* begin Data provided *
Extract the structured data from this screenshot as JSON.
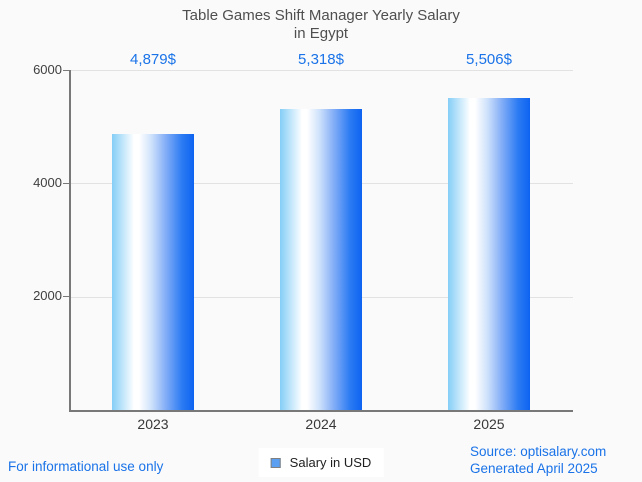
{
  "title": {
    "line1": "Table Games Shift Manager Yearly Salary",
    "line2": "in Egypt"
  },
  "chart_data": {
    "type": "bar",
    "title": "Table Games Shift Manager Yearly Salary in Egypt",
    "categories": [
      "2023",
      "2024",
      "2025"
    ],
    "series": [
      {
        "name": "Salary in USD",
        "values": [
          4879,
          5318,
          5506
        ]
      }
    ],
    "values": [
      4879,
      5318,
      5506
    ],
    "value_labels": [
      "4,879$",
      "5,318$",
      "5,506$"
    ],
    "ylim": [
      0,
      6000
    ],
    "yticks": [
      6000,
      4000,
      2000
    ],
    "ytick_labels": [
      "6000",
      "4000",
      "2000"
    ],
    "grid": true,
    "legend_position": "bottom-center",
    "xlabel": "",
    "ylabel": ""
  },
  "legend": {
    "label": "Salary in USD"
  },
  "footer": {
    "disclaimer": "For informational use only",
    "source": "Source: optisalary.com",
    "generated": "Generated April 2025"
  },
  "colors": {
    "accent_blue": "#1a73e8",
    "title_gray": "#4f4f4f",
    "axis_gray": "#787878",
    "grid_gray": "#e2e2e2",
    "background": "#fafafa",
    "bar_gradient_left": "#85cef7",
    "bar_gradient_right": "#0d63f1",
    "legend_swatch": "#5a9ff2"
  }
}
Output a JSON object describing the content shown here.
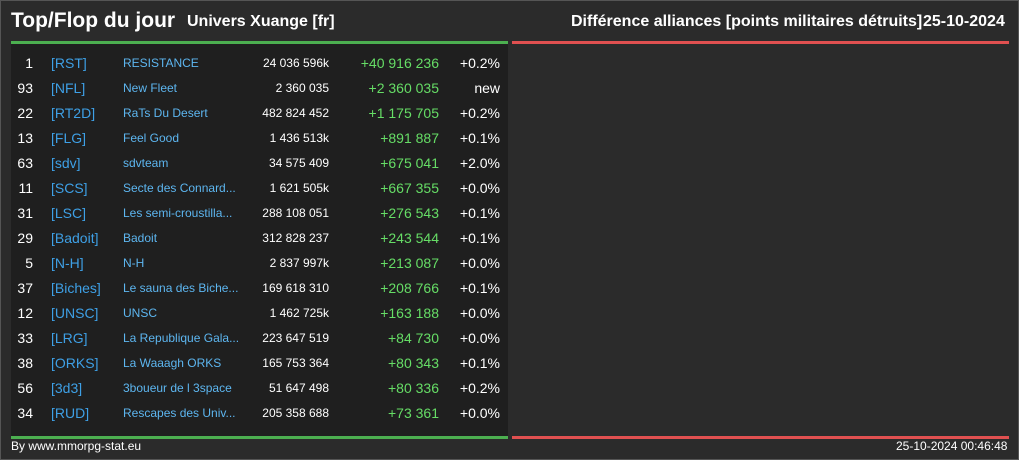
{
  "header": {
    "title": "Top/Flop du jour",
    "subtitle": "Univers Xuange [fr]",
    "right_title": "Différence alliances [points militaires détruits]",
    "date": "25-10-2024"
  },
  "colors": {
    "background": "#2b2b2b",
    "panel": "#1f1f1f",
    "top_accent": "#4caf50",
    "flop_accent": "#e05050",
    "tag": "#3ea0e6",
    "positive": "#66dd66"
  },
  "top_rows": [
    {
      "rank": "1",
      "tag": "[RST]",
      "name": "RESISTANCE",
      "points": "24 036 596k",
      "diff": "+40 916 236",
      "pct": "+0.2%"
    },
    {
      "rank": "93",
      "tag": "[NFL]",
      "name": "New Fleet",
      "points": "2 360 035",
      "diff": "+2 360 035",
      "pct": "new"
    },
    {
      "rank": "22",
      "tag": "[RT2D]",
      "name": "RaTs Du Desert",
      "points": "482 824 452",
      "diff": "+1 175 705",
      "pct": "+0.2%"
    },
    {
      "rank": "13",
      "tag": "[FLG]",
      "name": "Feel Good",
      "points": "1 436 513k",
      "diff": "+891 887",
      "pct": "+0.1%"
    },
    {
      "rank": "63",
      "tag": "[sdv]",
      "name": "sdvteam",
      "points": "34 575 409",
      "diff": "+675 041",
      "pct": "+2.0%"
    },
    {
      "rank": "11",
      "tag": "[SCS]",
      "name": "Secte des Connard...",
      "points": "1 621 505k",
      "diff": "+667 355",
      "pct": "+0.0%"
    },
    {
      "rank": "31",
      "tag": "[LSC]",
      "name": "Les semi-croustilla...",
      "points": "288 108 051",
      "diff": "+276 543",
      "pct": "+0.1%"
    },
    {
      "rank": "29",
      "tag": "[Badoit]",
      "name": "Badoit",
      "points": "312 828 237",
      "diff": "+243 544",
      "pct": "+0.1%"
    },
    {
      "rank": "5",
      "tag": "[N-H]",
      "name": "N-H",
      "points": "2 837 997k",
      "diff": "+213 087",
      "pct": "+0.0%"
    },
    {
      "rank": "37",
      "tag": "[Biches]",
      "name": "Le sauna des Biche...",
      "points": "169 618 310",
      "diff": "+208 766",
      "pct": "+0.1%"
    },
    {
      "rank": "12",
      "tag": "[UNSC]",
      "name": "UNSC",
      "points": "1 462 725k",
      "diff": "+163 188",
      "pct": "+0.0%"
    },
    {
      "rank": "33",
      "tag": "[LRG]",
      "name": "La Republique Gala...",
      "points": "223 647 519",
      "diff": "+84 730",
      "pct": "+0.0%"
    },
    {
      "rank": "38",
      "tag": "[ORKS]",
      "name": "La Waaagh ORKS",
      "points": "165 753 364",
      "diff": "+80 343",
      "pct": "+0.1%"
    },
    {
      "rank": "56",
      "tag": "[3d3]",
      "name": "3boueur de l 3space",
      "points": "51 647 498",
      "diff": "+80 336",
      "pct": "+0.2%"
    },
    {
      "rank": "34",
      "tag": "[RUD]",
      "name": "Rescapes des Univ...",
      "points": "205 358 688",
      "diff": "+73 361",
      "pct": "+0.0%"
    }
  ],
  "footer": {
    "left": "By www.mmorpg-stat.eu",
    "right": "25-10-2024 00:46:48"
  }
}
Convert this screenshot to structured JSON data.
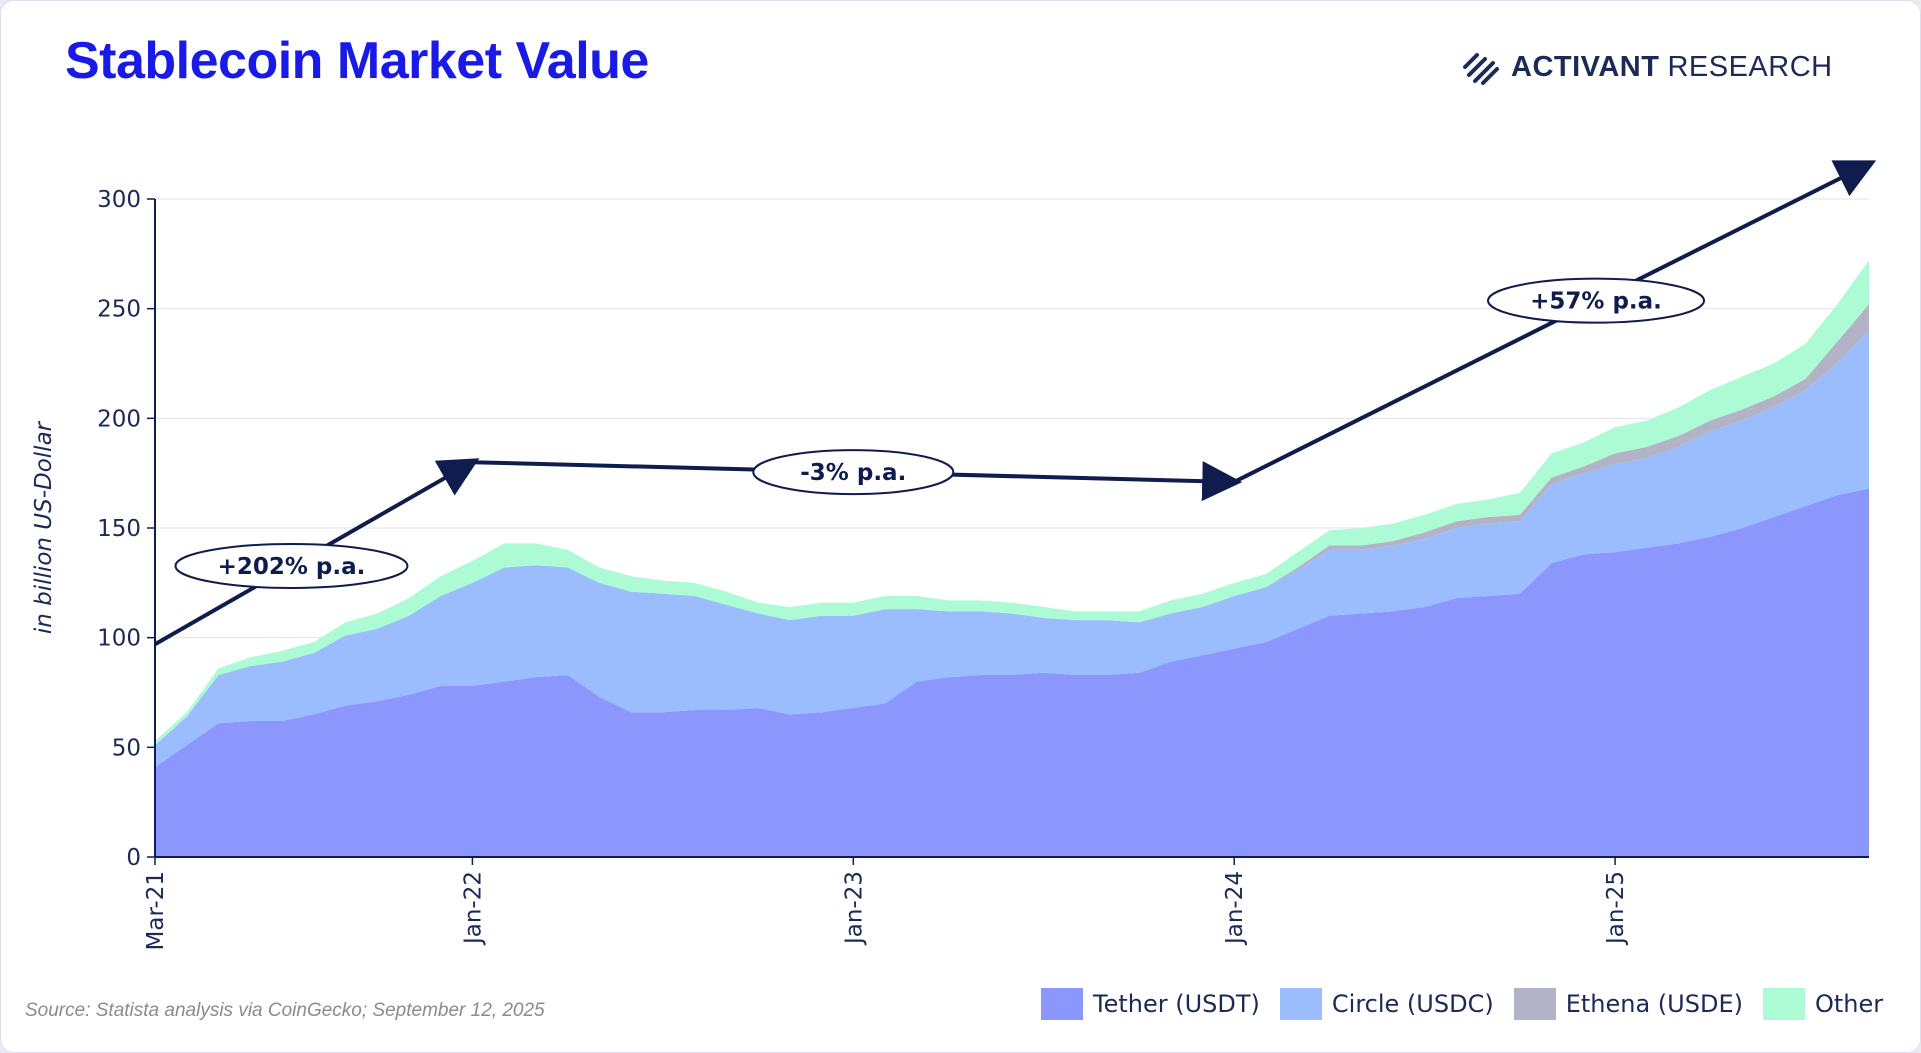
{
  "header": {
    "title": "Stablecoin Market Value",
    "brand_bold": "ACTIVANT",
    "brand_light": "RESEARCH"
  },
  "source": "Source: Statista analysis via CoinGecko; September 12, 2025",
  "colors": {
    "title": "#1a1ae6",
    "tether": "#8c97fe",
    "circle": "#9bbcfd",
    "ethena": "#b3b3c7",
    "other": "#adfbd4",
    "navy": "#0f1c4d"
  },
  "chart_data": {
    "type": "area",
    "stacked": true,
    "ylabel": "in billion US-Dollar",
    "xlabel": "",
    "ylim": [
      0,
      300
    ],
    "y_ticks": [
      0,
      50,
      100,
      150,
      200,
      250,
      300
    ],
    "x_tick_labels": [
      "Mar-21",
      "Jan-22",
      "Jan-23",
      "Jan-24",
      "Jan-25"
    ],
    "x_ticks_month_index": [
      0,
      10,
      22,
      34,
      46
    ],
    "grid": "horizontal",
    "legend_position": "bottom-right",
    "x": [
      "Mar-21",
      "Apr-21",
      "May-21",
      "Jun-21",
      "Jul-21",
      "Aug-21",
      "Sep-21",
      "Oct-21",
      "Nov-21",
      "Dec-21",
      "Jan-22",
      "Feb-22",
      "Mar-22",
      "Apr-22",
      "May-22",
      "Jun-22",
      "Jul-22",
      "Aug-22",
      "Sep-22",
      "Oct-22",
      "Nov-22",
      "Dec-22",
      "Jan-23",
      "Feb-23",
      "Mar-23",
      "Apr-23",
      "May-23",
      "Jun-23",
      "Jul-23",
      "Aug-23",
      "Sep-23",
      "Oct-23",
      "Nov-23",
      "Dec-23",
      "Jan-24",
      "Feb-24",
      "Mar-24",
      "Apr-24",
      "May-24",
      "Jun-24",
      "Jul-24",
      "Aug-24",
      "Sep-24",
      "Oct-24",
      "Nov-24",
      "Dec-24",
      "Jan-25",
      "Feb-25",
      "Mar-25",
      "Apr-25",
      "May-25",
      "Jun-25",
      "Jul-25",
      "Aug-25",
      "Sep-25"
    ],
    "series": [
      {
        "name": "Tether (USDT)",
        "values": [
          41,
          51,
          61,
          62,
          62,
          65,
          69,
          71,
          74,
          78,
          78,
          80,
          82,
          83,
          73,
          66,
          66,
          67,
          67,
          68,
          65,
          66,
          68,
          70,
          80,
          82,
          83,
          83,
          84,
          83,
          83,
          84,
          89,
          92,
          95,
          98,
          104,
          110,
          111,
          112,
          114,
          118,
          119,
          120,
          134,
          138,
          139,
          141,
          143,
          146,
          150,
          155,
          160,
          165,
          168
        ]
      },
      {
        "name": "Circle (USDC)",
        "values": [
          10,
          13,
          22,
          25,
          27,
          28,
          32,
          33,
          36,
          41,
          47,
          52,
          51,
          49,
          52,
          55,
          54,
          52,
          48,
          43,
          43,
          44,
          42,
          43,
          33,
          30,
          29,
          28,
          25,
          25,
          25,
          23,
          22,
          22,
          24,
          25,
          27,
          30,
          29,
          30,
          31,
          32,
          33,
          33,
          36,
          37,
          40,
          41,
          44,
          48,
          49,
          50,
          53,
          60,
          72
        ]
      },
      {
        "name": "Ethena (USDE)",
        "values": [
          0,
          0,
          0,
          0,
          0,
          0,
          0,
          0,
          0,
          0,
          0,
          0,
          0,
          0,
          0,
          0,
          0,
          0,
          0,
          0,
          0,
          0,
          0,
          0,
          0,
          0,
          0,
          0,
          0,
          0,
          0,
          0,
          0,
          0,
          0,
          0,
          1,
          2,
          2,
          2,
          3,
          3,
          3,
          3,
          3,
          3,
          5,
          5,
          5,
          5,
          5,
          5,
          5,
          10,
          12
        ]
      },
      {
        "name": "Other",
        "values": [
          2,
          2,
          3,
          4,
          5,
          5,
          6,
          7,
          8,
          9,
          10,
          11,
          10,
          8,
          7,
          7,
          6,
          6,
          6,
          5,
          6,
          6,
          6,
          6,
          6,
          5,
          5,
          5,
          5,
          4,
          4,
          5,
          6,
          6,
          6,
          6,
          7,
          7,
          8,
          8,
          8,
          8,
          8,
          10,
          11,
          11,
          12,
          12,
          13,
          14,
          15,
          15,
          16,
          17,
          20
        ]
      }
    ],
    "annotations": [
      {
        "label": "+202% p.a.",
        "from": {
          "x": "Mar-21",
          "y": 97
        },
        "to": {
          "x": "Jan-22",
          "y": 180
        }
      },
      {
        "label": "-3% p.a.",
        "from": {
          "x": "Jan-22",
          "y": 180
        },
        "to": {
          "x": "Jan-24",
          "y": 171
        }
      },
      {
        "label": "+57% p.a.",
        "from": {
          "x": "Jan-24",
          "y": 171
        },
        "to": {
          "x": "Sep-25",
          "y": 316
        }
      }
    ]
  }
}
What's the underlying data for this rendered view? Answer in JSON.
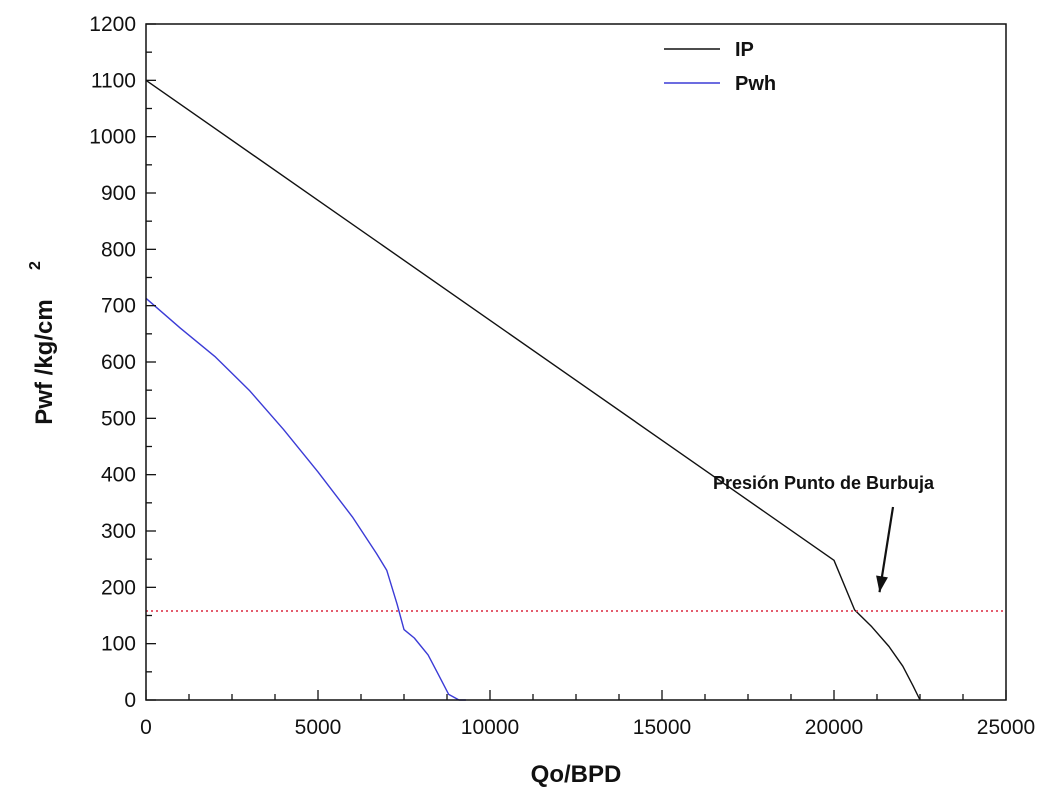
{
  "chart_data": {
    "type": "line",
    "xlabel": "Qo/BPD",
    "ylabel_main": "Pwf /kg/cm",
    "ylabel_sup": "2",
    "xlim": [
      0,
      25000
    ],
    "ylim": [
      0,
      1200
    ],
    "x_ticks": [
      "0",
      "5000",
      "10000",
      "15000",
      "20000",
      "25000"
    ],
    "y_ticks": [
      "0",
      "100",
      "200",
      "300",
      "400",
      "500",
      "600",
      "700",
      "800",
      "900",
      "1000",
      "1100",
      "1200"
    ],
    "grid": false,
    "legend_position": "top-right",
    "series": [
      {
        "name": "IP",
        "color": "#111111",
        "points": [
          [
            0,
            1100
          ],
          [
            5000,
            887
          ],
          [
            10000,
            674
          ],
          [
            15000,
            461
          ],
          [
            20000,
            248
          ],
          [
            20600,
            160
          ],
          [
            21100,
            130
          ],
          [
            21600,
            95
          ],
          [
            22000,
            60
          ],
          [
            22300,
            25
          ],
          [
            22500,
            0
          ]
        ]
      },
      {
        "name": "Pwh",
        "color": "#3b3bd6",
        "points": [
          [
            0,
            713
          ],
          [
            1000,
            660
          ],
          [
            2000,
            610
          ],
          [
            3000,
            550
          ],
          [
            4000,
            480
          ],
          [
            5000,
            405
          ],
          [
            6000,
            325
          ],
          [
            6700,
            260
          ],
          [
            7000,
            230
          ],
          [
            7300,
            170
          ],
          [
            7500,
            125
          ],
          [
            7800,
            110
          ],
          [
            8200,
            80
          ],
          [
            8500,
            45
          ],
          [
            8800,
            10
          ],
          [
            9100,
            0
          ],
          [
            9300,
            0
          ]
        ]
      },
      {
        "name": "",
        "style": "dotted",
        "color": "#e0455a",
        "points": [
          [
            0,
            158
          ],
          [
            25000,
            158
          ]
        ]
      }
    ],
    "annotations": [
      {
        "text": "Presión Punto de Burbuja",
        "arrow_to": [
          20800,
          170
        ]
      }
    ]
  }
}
* end Data provided *
▸ Do this:
Copy all the lines above that hold the string "source".

▸ Answer to this task:
    "source": "Source: optisalary.com",
  "source": "Source: Statista analysis via CoinGecko; September 12, 2025",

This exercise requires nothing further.